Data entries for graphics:

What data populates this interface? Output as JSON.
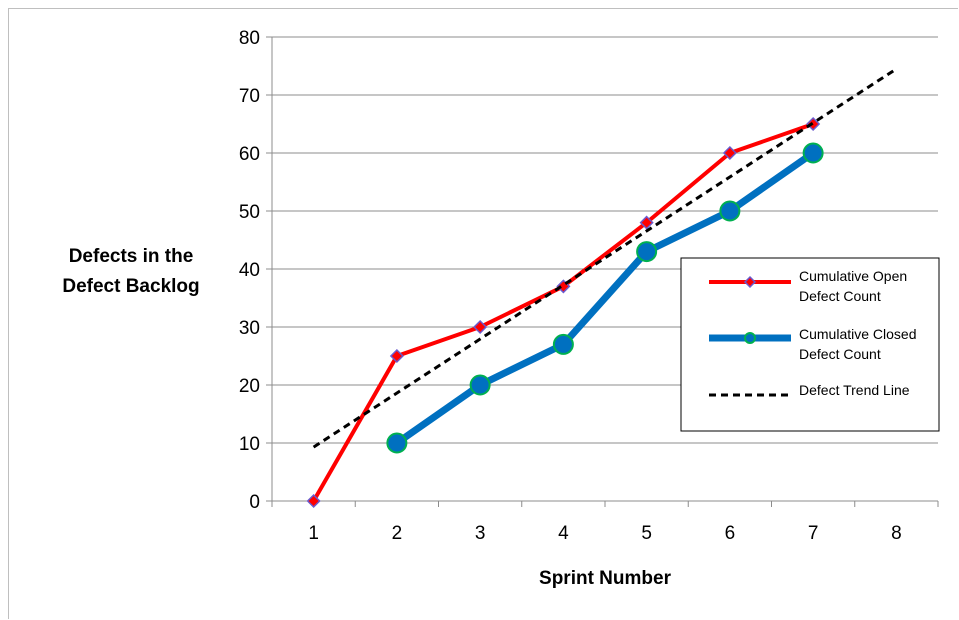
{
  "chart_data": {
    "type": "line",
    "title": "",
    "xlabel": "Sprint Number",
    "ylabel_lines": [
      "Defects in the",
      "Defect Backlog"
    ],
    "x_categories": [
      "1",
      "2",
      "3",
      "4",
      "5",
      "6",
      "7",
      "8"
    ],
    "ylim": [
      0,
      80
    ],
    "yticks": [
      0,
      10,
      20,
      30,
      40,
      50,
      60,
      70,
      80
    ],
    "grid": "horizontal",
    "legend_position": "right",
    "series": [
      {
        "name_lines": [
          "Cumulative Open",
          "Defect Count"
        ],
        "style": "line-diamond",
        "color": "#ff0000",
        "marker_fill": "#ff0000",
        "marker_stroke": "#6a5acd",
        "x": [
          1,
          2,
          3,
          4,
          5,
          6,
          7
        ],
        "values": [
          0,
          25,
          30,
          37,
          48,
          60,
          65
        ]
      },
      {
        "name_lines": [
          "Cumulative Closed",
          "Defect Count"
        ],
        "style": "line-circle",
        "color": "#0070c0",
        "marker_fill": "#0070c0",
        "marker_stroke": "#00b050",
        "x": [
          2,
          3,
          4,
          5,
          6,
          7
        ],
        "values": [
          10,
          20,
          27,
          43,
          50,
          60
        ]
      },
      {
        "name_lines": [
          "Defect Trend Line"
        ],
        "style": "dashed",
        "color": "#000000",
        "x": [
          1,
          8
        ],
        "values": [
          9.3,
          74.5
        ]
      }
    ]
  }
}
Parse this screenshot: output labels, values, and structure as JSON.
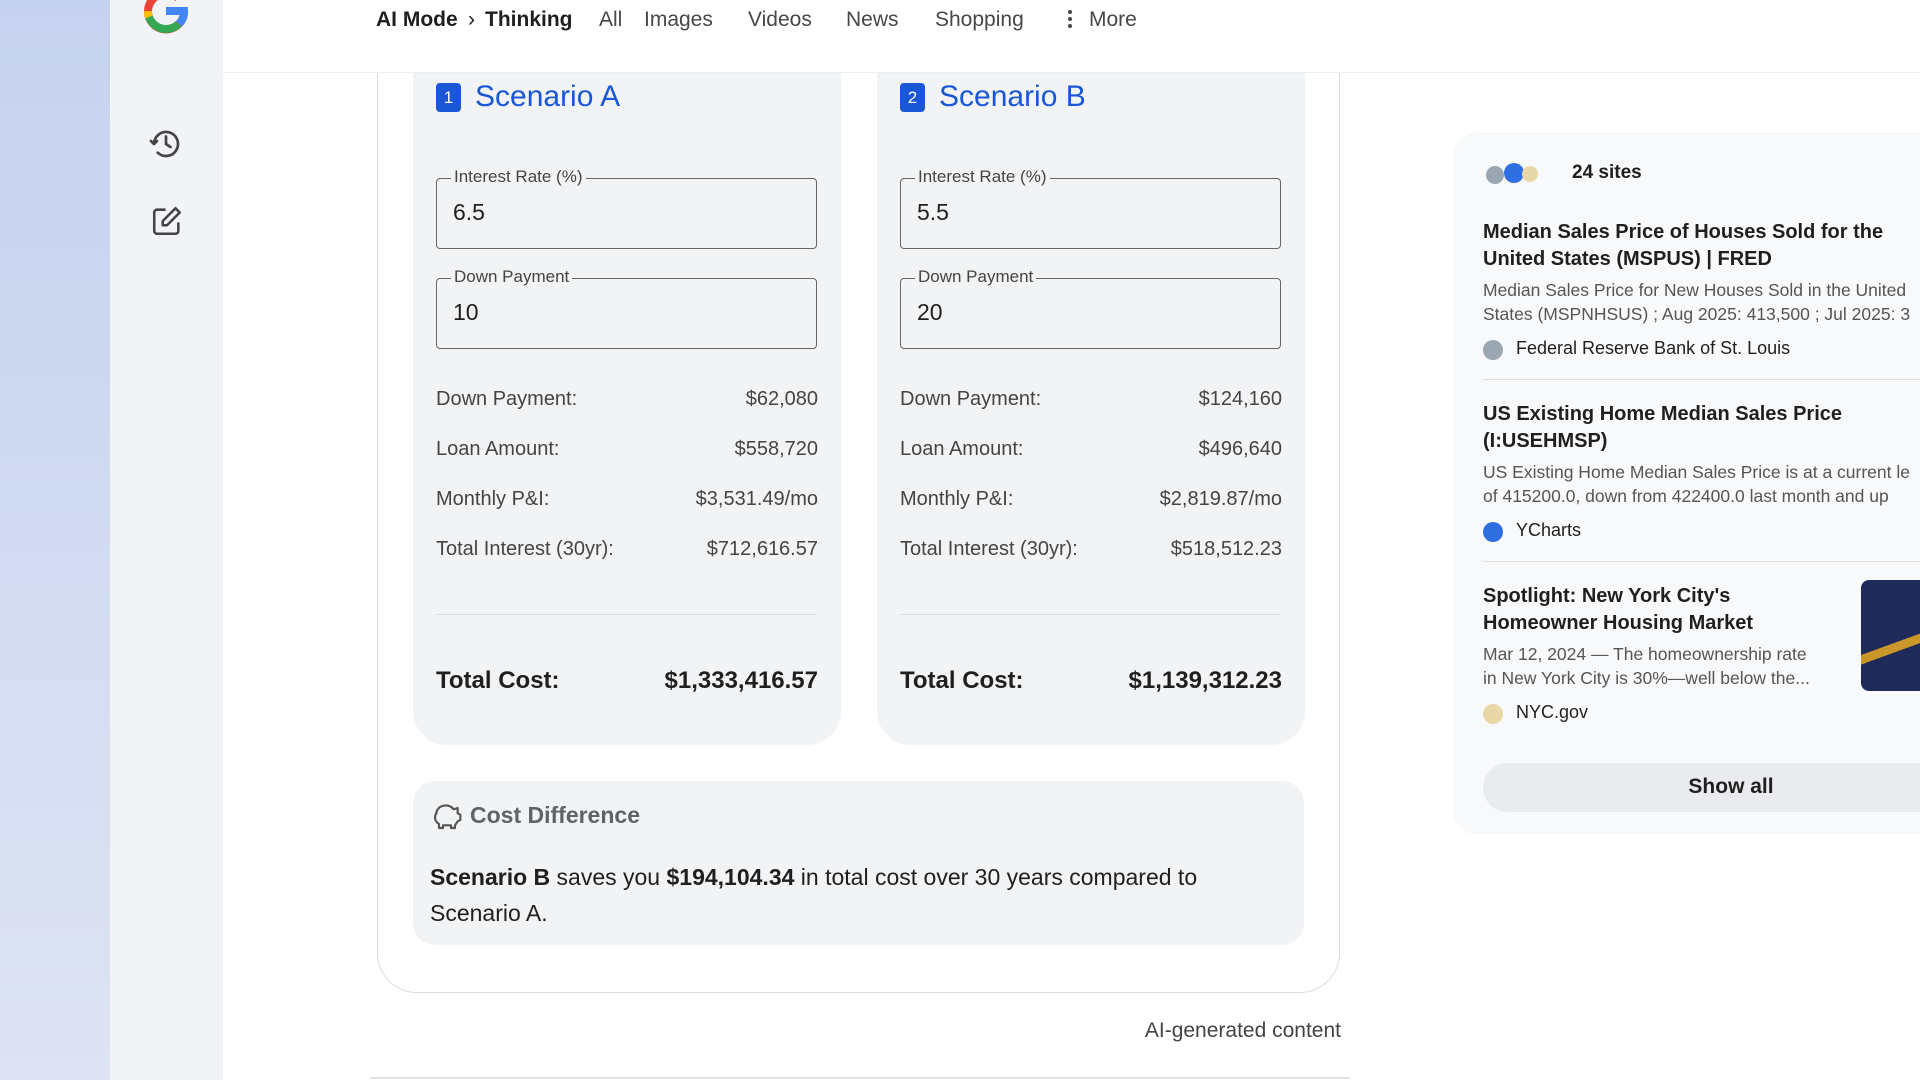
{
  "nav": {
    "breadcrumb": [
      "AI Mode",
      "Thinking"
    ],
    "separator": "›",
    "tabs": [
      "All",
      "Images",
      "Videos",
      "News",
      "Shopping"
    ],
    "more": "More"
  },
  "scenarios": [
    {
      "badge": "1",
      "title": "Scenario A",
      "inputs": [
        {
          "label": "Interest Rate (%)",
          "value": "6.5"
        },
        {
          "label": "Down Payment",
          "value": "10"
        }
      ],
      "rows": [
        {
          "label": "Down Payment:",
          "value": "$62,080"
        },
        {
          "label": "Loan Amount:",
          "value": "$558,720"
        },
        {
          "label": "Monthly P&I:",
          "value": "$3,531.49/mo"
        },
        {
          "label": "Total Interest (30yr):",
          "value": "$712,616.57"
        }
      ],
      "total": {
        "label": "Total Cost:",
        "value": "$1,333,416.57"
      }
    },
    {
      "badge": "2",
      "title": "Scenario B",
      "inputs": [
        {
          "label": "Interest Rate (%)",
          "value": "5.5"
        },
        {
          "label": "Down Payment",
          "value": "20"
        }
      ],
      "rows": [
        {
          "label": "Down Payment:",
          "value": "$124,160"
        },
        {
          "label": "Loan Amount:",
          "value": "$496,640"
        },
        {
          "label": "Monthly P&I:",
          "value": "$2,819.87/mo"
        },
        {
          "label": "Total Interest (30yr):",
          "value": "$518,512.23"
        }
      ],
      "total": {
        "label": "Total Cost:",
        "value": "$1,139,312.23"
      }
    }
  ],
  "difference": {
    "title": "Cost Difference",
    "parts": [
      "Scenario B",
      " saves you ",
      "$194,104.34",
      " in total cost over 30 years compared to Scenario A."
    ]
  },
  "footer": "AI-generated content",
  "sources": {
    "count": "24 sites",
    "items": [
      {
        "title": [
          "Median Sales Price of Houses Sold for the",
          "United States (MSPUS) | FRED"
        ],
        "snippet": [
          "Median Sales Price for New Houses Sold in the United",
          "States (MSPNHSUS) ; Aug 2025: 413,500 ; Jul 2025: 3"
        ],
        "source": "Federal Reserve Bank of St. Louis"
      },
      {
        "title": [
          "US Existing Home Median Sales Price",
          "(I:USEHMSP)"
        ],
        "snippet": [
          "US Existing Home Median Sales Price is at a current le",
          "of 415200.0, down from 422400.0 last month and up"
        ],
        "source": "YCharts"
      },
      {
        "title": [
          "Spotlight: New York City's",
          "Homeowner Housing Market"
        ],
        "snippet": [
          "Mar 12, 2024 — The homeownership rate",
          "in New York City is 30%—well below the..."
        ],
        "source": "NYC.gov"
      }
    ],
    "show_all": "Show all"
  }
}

* [Written exercise] Only lines holding the string "color" are wanted; gather each one from the entries above.

* [Response to the task]
        "color": "#ff0000",
        "color": "#0070c0",
        "color": "#000000",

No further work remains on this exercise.